> _WRITTEN EXERCISE_
Set the listing down unchanged, minus every embedded image.

> _DATASET_
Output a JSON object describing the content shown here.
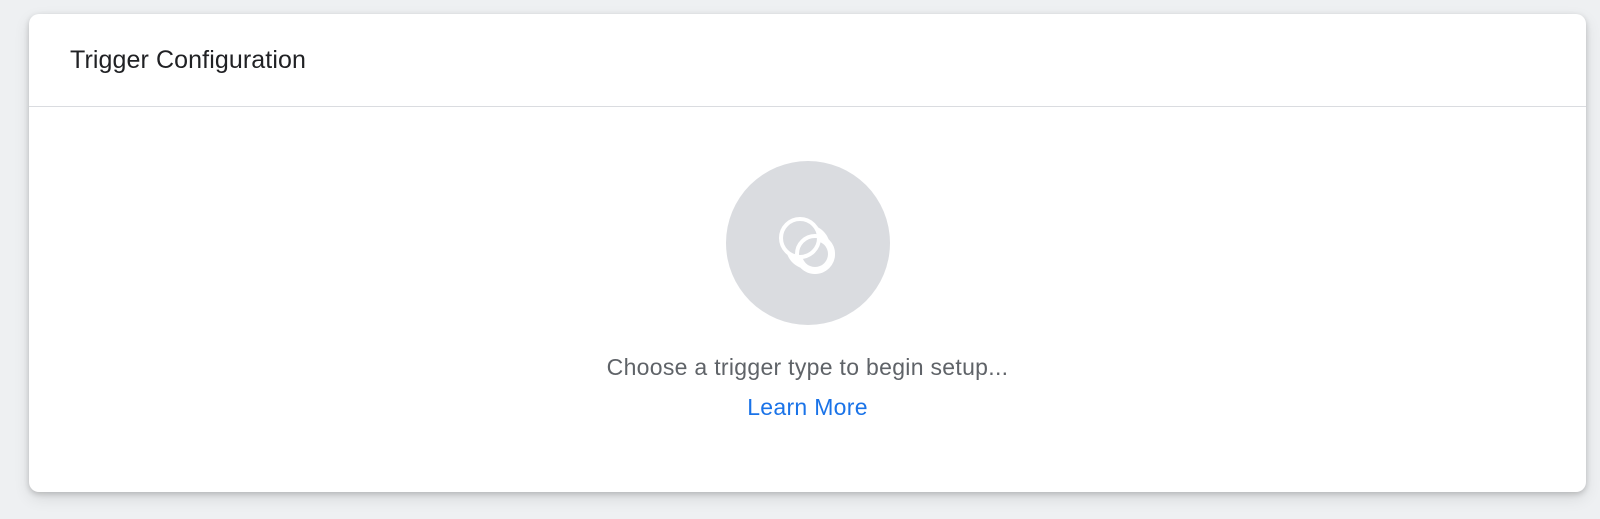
{
  "panel": {
    "title": "Trigger Configuration",
    "prompt": "Choose a trigger type to begin setup...",
    "learn_more_label": "Learn More",
    "placeholder_icon": "trigger-icon"
  },
  "colors": {
    "accent_link": "#1a73e8",
    "icon_background": "#dadce0",
    "muted_text": "#5f6368",
    "title_text": "#202124"
  }
}
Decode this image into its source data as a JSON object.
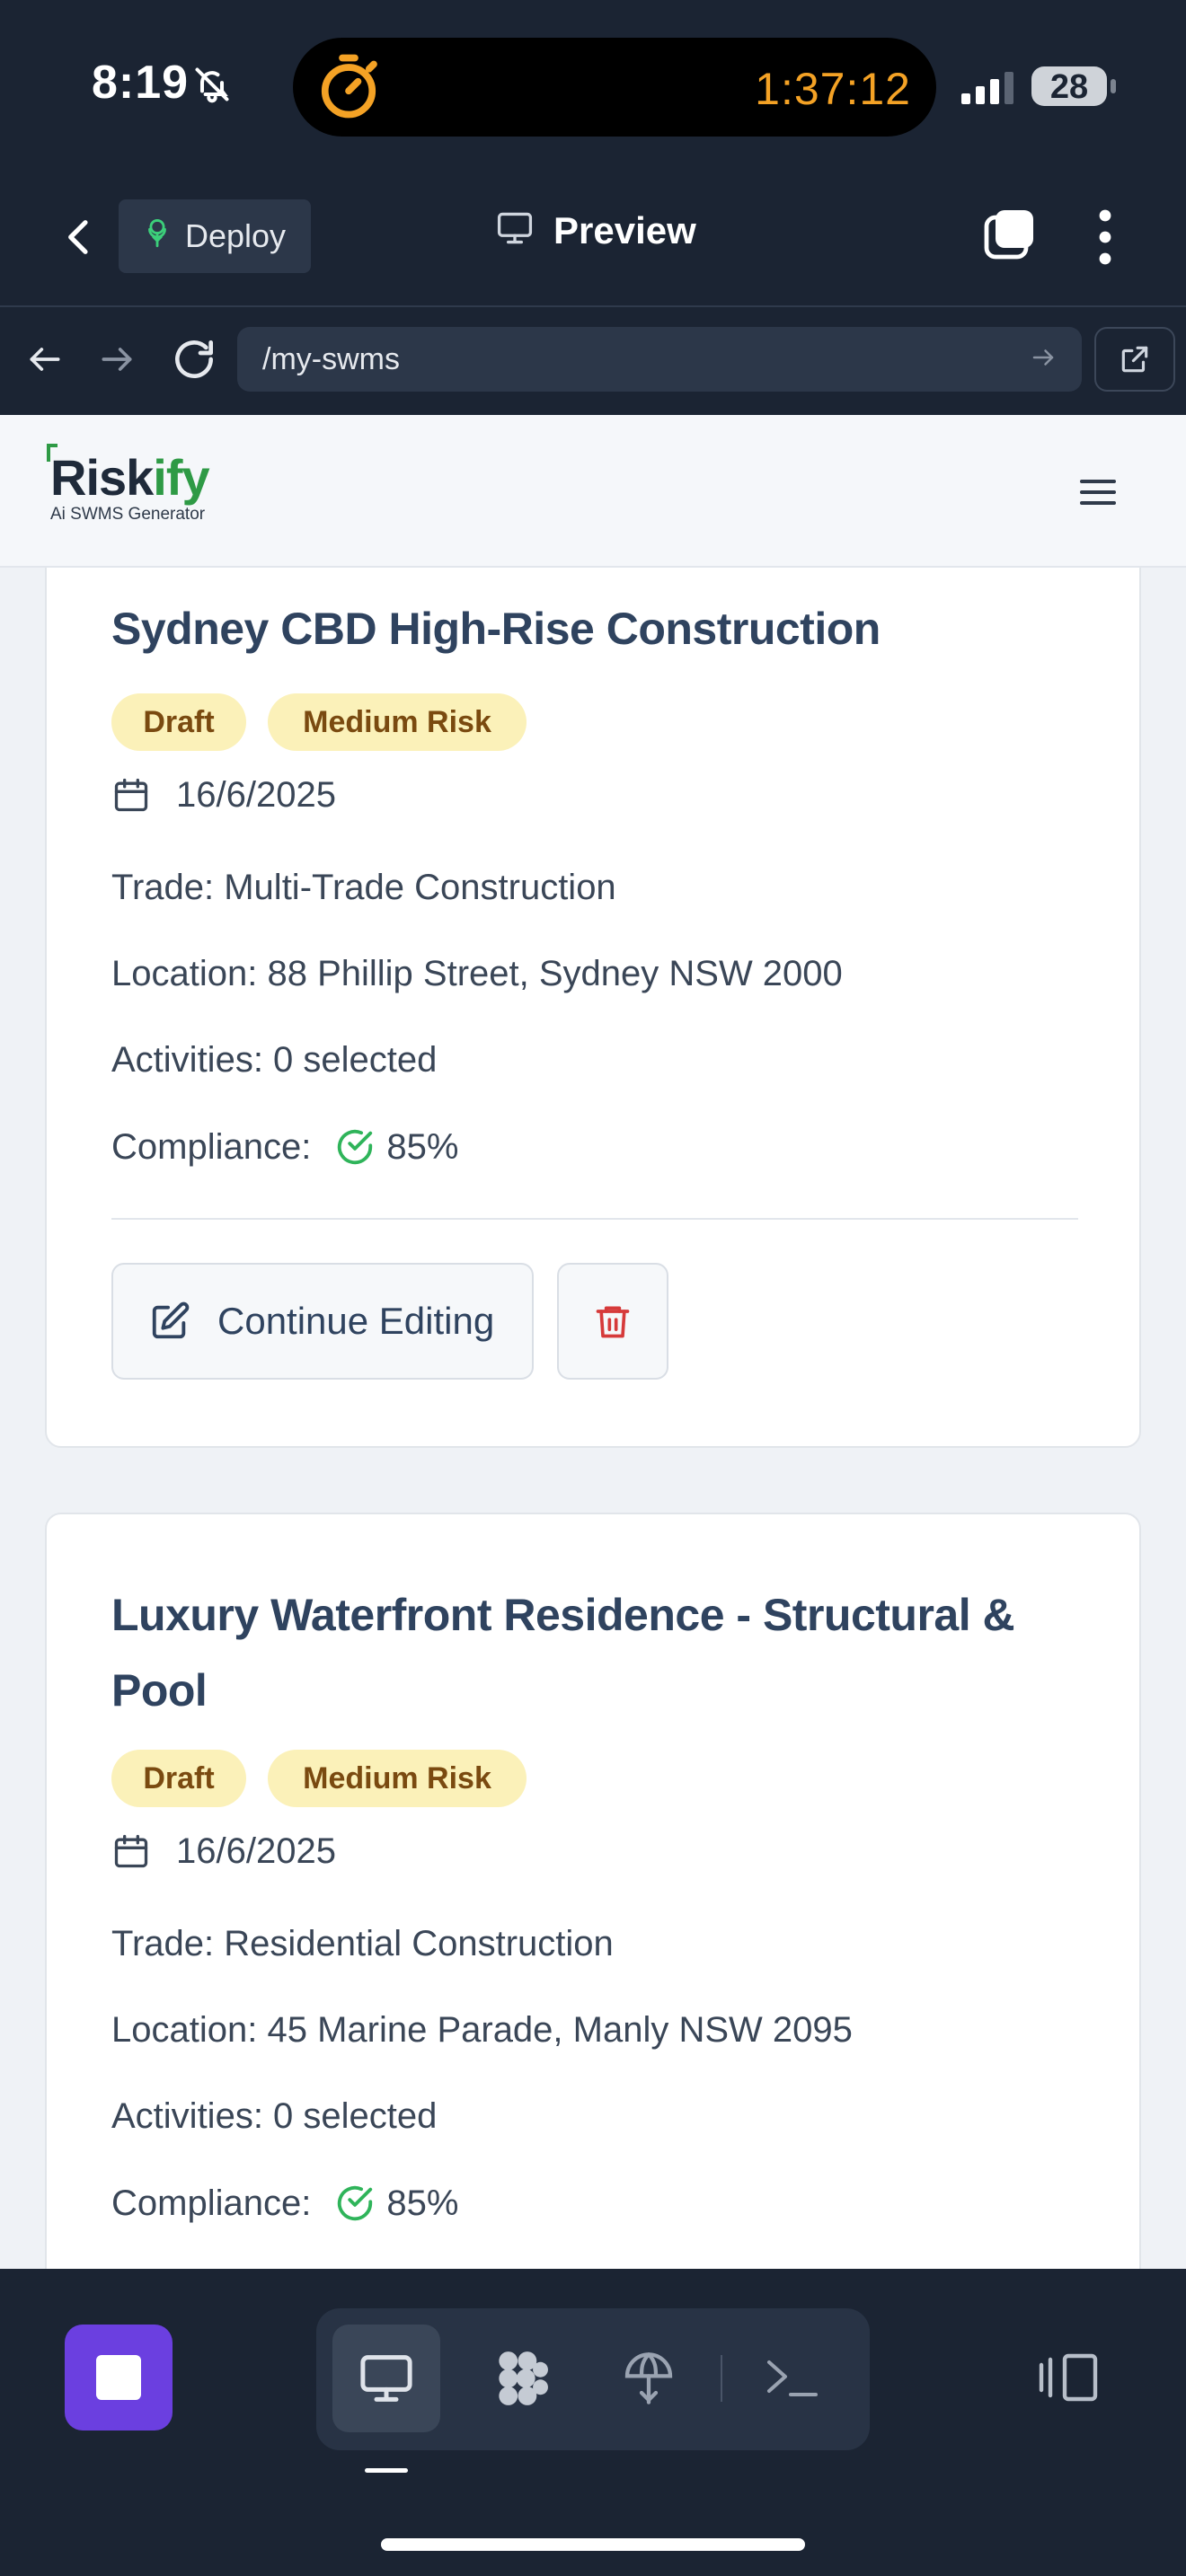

> _EXPECTED OUTPUT_
Output a JSON object describing the content shown here.
{
  "panel": {
    "title": "Trigger Configuration",
    "prompt": "Choose a trigger type to begin setup...",
    "learn_more_label": "Learn More",
    "placeholder_icon": "trigger-icon"
  },
  "colors": {
    "accent_link": "#1a73e8",
    "icon_background": "#dadce0",
    "muted_text": "#5f6368",
    "title_text": "#202124"
  }
}
Decode this image into its source data as a JSON object.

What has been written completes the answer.